(Data records)
[Start]
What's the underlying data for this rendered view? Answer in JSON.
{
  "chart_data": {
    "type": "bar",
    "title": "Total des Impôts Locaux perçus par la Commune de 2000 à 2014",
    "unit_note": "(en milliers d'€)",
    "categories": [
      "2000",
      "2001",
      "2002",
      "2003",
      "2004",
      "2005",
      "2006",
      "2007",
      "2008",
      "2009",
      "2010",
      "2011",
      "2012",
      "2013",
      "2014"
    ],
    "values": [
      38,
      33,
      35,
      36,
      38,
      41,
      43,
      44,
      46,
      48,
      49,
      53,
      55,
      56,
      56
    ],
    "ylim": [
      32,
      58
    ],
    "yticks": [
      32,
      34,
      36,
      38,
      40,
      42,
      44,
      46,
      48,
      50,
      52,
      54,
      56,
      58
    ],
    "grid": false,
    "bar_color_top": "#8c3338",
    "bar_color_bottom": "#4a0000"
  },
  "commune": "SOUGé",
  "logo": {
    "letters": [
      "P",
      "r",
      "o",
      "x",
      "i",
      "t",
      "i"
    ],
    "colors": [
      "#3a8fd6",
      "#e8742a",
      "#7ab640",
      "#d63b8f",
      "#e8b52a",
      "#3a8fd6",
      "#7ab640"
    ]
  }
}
[End]
**Set problem**
Each entry above is to be quoted exactly.

**Output**
What's the underlying data for this rendered view? Answer in JSON.
{
  "chart_data": {
    "type": "bar",
    "title": "Total des Impôts Locaux perçus par la Commune de 2000 à 2014",
    "unit_note": "(en milliers d'€)",
    "categories": [
      "2000",
      "2001",
      "2002",
      "2003",
      "2004",
      "2005",
      "2006",
      "2007",
      "2008",
      "2009",
      "2010",
      "2011",
      "2012",
      "2013",
      "2014"
    ],
    "values": [
      38,
      33,
      35,
      36,
      38,
      41,
      43,
      44,
      46,
      48,
      49,
      53,
      55,
      56,
      56
    ],
    "ylim": [
      32,
      58
    ],
    "yticks": [
      32,
      34,
      36,
      38,
      40,
      42,
      44,
      46,
      48,
      50,
      52,
      54,
      56,
      58
    ],
    "grid": false,
    "bar_color_top": "#8c3338",
    "bar_color_bottom": "#4a0000"
  },
  "commune": "SOUGé",
  "logo": {
    "letters": [
      "P",
      "r",
      "o",
      "x",
      "i",
      "t",
      "i"
    ],
    "colors": [
      "#3a8fd6",
      "#e8742a",
      "#7ab640",
      "#d63b8f",
      "#e8b52a",
      "#3a8fd6",
      "#7ab640"
    ]
  }
}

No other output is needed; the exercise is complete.